BEGIN RECORDS

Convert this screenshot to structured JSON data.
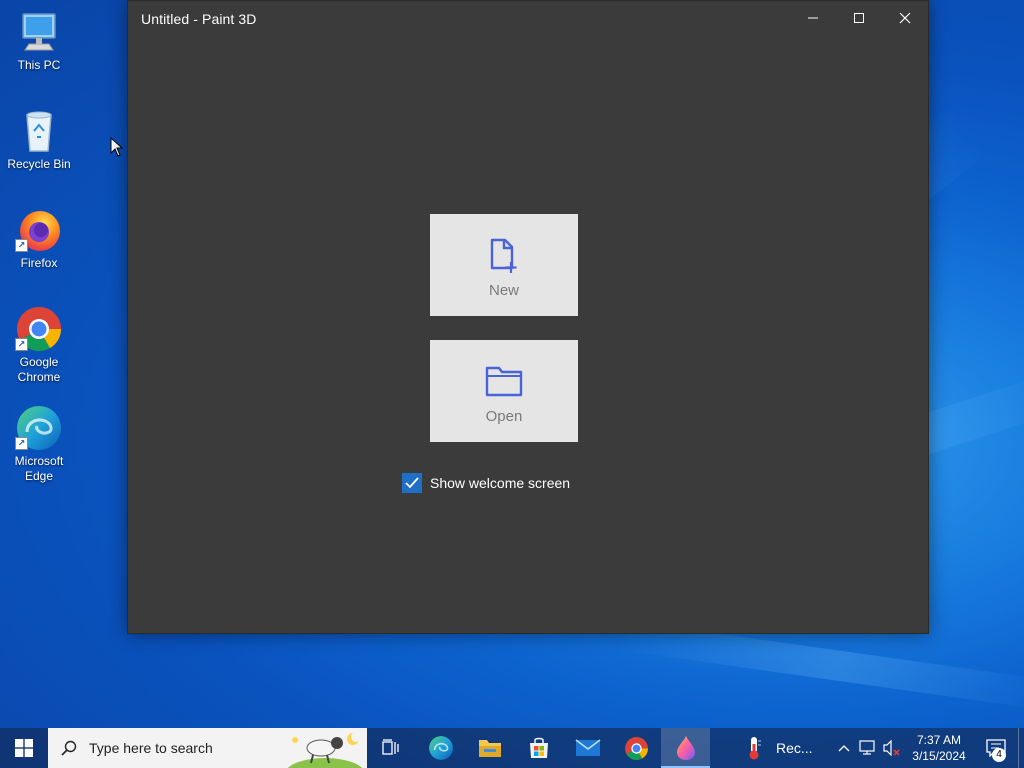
{
  "desktop": {
    "icons": [
      {
        "label": "This PC"
      },
      {
        "label": "Recycle Bin"
      },
      {
        "label": "Firefox"
      },
      {
        "label": "Google Chrome"
      },
      {
        "label": "Microsoft Edge"
      }
    ]
  },
  "window": {
    "title": "Untitled - Paint 3D",
    "new_label": "New",
    "open_label": "Open",
    "show_welcome_label": "Show welcome screen",
    "show_welcome_checked": true
  },
  "taskbar": {
    "search_placeholder": "Type here to search",
    "recorder_label": "Rec...",
    "time": "7:37 AM",
    "date": "3/15/2024",
    "notification_count": "4"
  },
  "colors": {
    "window_bg": "#3b3b3b",
    "tile_bg": "#e5e5e5",
    "accent": "#1f6fc7",
    "icon_accent": "#4a63d8"
  }
}
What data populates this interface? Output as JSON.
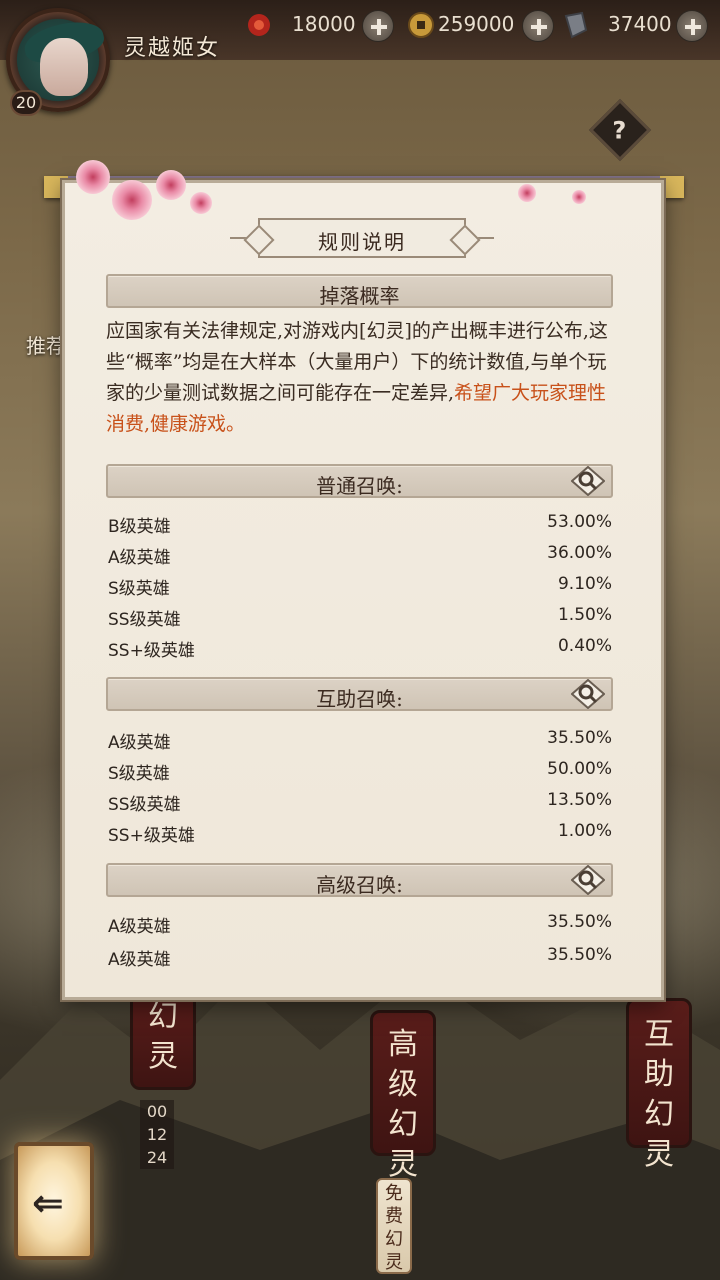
{
  "topbar": {
    "player_name": "灵越姬女",
    "level": "20",
    "resources": [
      {
        "icon": "jade-orb-icon",
        "value": "18000"
      },
      {
        "icon": "coin-icon",
        "value": "259000"
      },
      {
        "icon": "crystal-icon",
        "value": "37400"
      }
    ]
  },
  "background": {
    "side_tag": "推荐",
    "scroll_left": "幻灵",
    "scroll_mid": "高级幻灵",
    "scroll_right": "互助幻灵",
    "timer": [
      "00",
      "12",
      "24"
    ],
    "free_tag": "免费幻灵"
  },
  "panel": {
    "title": "规则说明",
    "drop_rate_header": "掉落概率",
    "description_plain": "应国家有关法律规定,对游戏内[幻灵]的产出概丰进行公布,这些“概率”均是在大样本（大量用户）下的统计数值,与单个玩家的少量测试数据之间可能存在一定差异,",
    "description_highlight": "希望广大玩家理性消费,健康游戏。",
    "sections": [
      {
        "title": "普通召唤:",
        "rows": [
          {
            "label": "B级英雄",
            "value": "53.00%"
          },
          {
            "label": "A级英雄",
            "value": "36.00%"
          },
          {
            "label": "S级英雄",
            "value": "9.10%"
          },
          {
            "label": "SS级英雄",
            "value": "1.50%"
          },
          {
            "label": "SS+级英雄",
            "value": "0.40%"
          }
        ]
      },
      {
        "title": "互助召唤:",
        "rows": [
          {
            "label": "A级英雄",
            "value": "35.50%"
          },
          {
            "label": "S级英雄",
            "value": "50.00%"
          },
          {
            "label": "SS级英雄",
            "value": "13.50%"
          },
          {
            "label": "SS+级英雄",
            "value": "1.00%"
          }
        ]
      },
      {
        "title": "高级召唤:",
        "rows": [
          {
            "label": "A级英雄",
            "value": "35.50%"
          },
          {
            "label": "A级英雄",
            "value": "35.50%"
          }
        ]
      }
    ]
  },
  "colors": {
    "highlight": "#c8511a",
    "panel_bg": "#f3ede2",
    "bar_bg": "#d6ccbe"
  }
}
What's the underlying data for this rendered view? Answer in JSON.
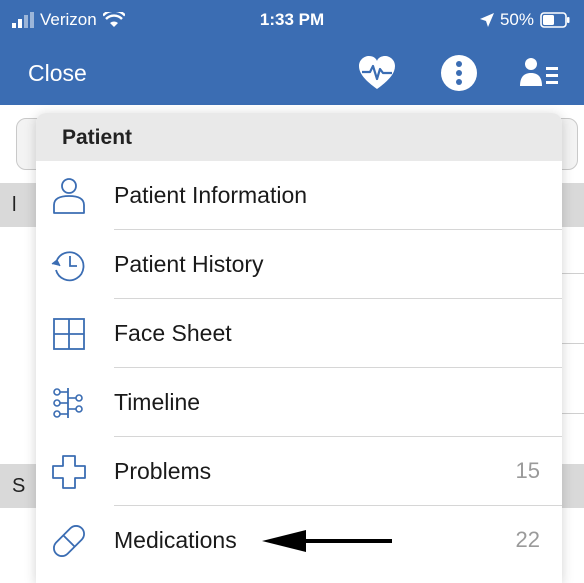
{
  "status_bar": {
    "carrier": "Verizon",
    "time": "1:33 PM",
    "battery": "50%"
  },
  "nav": {
    "close_label": "Close",
    "icons": [
      "heart-rate-icon",
      "more-icon",
      "patient-menu-icon"
    ]
  },
  "background": {
    "section_labels": [
      "l",
      "S"
    ]
  },
  "menu": {
    "header": "Patient",
    "items": [
      {
        "label": "Patient Information",
        "icon": "person-icon",
        "count": ""
      },
      {
        "label": "Patient History",
        "icon": "history-clock-icon",
        "count": ""
      },
      {
        "label": "Face Sheet",
        "icon": "grid-icon",
        "count": ""
      },
      {
        "label": "Timeline",
        "icon": "timeline-icon",
        "count": ""
      },
      {
        "label": "Problems",
        "icon": "medical-cross-icon",
        "count": "15"
      },
      {
        "label": "Medications",
        "icon": "pill-icon",
        "count": "22"
      }
    ]
  },
  "colors": {
    "nav_background": "#3b6db3",
    "icon_accent": "#3b6db3",
    "menu_header_bg": "#e9e9e9"
  }
}
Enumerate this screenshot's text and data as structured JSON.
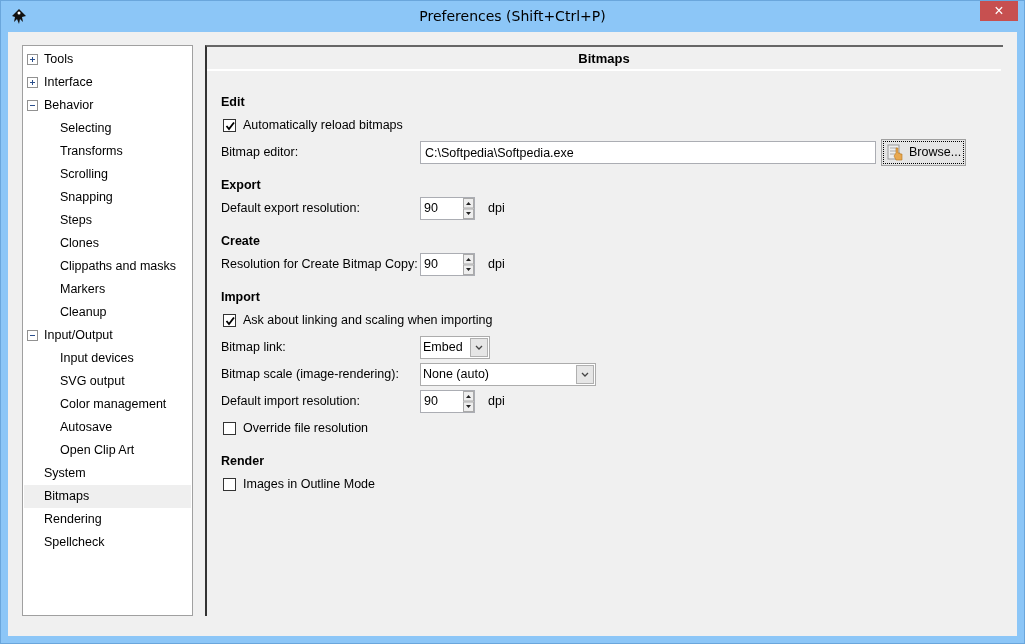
{
  "window": {
    "title": "Preferences (Shift+Ctrl+P)",
    "close": "×"
  },
  "sidebar": {
    "items": [
      {
        "label": "Tools",
        "expanded": false,
        "selected": false
      },
      {
        "label": "Interface",
        "expanded": false,
        "selected": false
      },
      {
        "label": "Behavior",
        "expanded": true,
        "selected": false,
        "children": [
          {
            "label": "Selecting",
            "selected": false
          },
          {
            "label": "Transforms",
            "selected": false
          },
          {
            "label": "Scrolling",
            "selected": false
          },
          {
            "label": "Snapping",
            "selected": false
          },
          {
            "label": "Steps",
            "selected": false
          },
          {
            "label": "Clones",
            "selected": false
          },
          {
            "label": "Clippaths and masks",
            "selected": false
          },
          {
            "label": "Markers",
            "selected": false
          },
          {
            "label": "Cleanup",
            "selected": false
          }
        ]
      },
      {
        "label": "Input/Output",
        "expanded": true,
        "selected": false,
        "children": [
          {
            "label": "Input devices",
            "selected": false
          },
          {
            "label": "SVG output",
            "selected": false
          },
          {
            "label": "Color management",
            "selected": false
          },
          {
            "label": "Autosave",
            "selected": false
          },
          {
            "label": "Open Clip Art",
            "selected": false
          }
        ]
      },
      {
        "label": "System",
        "selected": false
      },
      {
        "label": "Bitmaps",
        "selected": true
      },
      {
        "label": "Rendering",
        "selected": false
      },
      {
        "label": "Spellcheck",
        "selected": false
      }
    ]
  },
  "page": {
    "title": "Bitmaps",
    "sections": [
      {
        "title": "Edit",
        "rows": [
          {
            "kind": "checkbox",
            "label": "Automatically reload bitmaps",
            "checked": true
          },
          {
            "kind": "path",
            "label": "Bitmap editor:",
            "value": "C:\\Softpedia\\Softpedia.exe",
            "button": "Browse..."
          }
        ]
      },
      {
        "title": "Export",
        "rows": [
          {
            "kind": "spin",
            "label": "Default export resolution:",
            "value": "90",
            "unit": "dpi"
          }
        ]
      },
      {
        "title": "Create",
        "rows": [
          {
            "kind": "spin",
            "label": "Resolution for Create Bitmap Copy:",
            "value": "90",
            "unit": "dpi"
          }
        ]
      },
      {
        "title": "Import",
        "rows": [
          {
            "kind": "checkbox",
            "label": "Ask about linking and scaling when importing",
            "checked": true
          },
          {
            "kind": "dropdown",
            "label": "Bitmap link:",
            "value": "Embed"
          },
          {
            "kind": "combobox",
            "label": "Bitmap scale (image-rendering):",
            "value": "None (auto)"
          },
          {
            "kind": "spin",
            "label": "Default import resolution:",
            "value": "90",
            "unit": "dpi"
          },
          {
            "kind": "checkbox",
            "label": "Override file resolution",
            "checked": false
          }
        ]
      },
      {
        "title": "Render",
        "rows": [
          {
            "kind": "checkbox",
            "label": "Images in Outline Mode",
            "checked": false
          }
        ]
      }
    ]
  }
}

END RECORDS

# PROBLEM REQUIREMENTS
Copy and report every line where the word "structured" is present.

# EXERCISE ANSWER
Convert this screenshot to structured JSON data.
Enumerate this screenshot's text and data as structured JSON.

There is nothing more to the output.